- [Quoted text]
╔══
# The Overlapping Date Range Test

First posted on September 17, 2013 in Programming

In my line of work, I have to do a lot of comparisons of times and dates. The most common use is something like this:

1. Given a date range selected by the user (say, one week),
2. Get all the periods (from a database or other data source) that overlap with that date range,
3. Where every period has an explicit start and end time.

Simple, right? Well, perhaps not as simple as you might think. I've seen this test performed incorrectly many times, even by experienced programmers. This problem has a very elegant and robust solution, but it is not immediately obvious to most people.

## # A Visualisation of the Problem

When this problem crops up for me (which is quite often), I draw a diagram. Imagine that the selected time range and the periods to match against are drawn as timelines. There are six different situations that can arise:

A timeline diagram of the six scenarios of this problem.
1. The period is entirely before the selected range (does not match)
╚══
- [Supplied material]
╔══
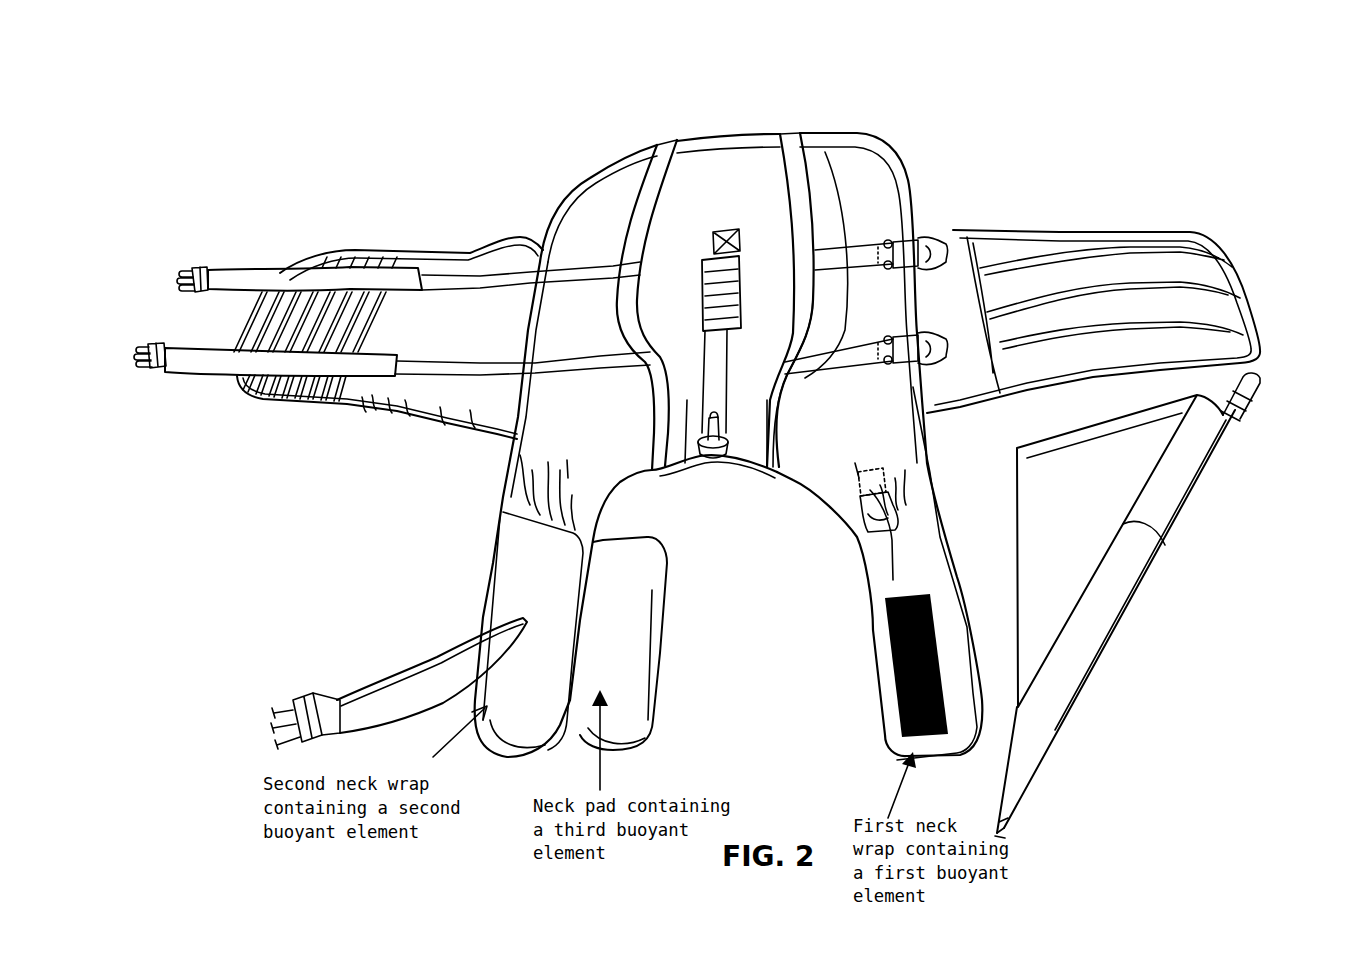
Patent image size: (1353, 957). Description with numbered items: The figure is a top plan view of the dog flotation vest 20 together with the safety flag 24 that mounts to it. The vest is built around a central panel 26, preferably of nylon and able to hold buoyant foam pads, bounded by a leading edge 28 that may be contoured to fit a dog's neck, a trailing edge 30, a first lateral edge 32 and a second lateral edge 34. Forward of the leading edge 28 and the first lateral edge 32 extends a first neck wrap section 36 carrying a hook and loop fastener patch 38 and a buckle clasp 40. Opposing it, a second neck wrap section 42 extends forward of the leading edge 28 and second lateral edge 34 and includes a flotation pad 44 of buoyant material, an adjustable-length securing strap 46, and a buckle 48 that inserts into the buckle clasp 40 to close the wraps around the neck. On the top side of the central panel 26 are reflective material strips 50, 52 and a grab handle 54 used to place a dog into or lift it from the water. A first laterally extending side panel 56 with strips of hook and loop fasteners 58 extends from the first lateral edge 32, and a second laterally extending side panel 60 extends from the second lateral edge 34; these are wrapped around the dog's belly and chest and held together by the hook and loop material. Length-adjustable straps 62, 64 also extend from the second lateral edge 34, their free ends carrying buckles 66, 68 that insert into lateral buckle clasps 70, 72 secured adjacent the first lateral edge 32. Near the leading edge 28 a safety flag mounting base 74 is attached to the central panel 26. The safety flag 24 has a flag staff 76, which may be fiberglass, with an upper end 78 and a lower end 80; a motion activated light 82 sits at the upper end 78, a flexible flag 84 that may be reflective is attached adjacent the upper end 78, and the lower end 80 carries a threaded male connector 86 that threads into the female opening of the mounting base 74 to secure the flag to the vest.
╚══
Can you carry on the piece about the overlapping date range test from the point where it stops? The lines above are separate from the piece on overlapping date ranges.

- [Answer to this task]
2. The period is entirely after the selected range (does not match)
3. The period starts before the selected range, and ends during the selected range (match)
4. The period starts and ends during the selected range (match)
5. The period starts during the selected range, and ends after the selected range (match)
6. The period starts before the selected range, and ends after the selected range (match)

## # How Not To Do It

First of all, some examples of how not to do it. I pulled these examples from production code, written by experienced programmers. I say this not to point out any lack of skill, but rather how easy it is to do it wrong.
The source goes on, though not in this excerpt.